Short problem A: Name every author credited on the article overview below.
Short problem B: Render this sentence from the article overview below into Spanish: "The article starts by discussing the architecture of the human brain, explaining the difference between long-term memory and working memory, and some of the immediate implications from these ideas."

Passage:
Why Minimal Guidance Instruction Does Not Work
Author: Paul A. Kirschner, John Sweller, Richard E. Clark
"The aim of all instruction is to alter long-term memory. If nothing has changed in long-term memory, nothing has been learned"
An overview
This article is a review of many pieces of research into the most effective and efficient methods of teaching. It is making a direct comparison between what it terms direct instruction ("…providing information that fully explains the concepts and procedures that students are required to learn…" through the use of worked examples and explanations) and minimally guided instruction ("…students are placed in inquiry learning contexts and asked to discover the fundamental and well-known principles…" through investigations, experiential learning activities and problem based learning).
The article starts by discussing the architecture of the human brain, explaining the difference between long-term memory and working memory, and some of the immediate implications from these ideas. There is a lot of research that has taken place into the cognitive functions of humans over the last few decades, and the authors use this research throughout as a backing for their claims.

Raw data:
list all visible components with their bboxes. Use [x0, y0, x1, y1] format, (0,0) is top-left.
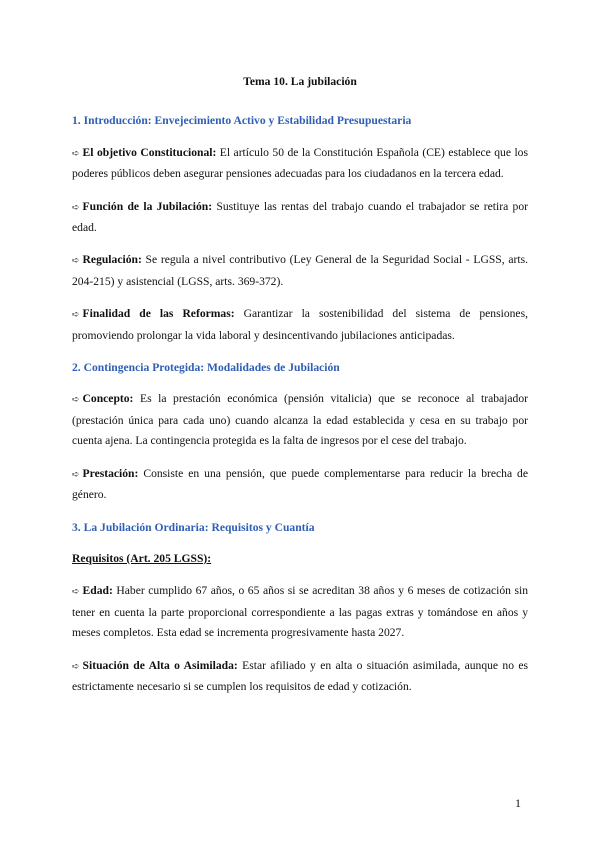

Task result A:
Paul A. Kirschner
John Sweller
Richard E. Clark

Task result B: El artículo comienza analizando la arquitectura del cerebro humano, explicando la diferencia entre la memoria a largo plazo y la memoria de trabajo, y algunas de las implicaciones inmediatas de estas ideas.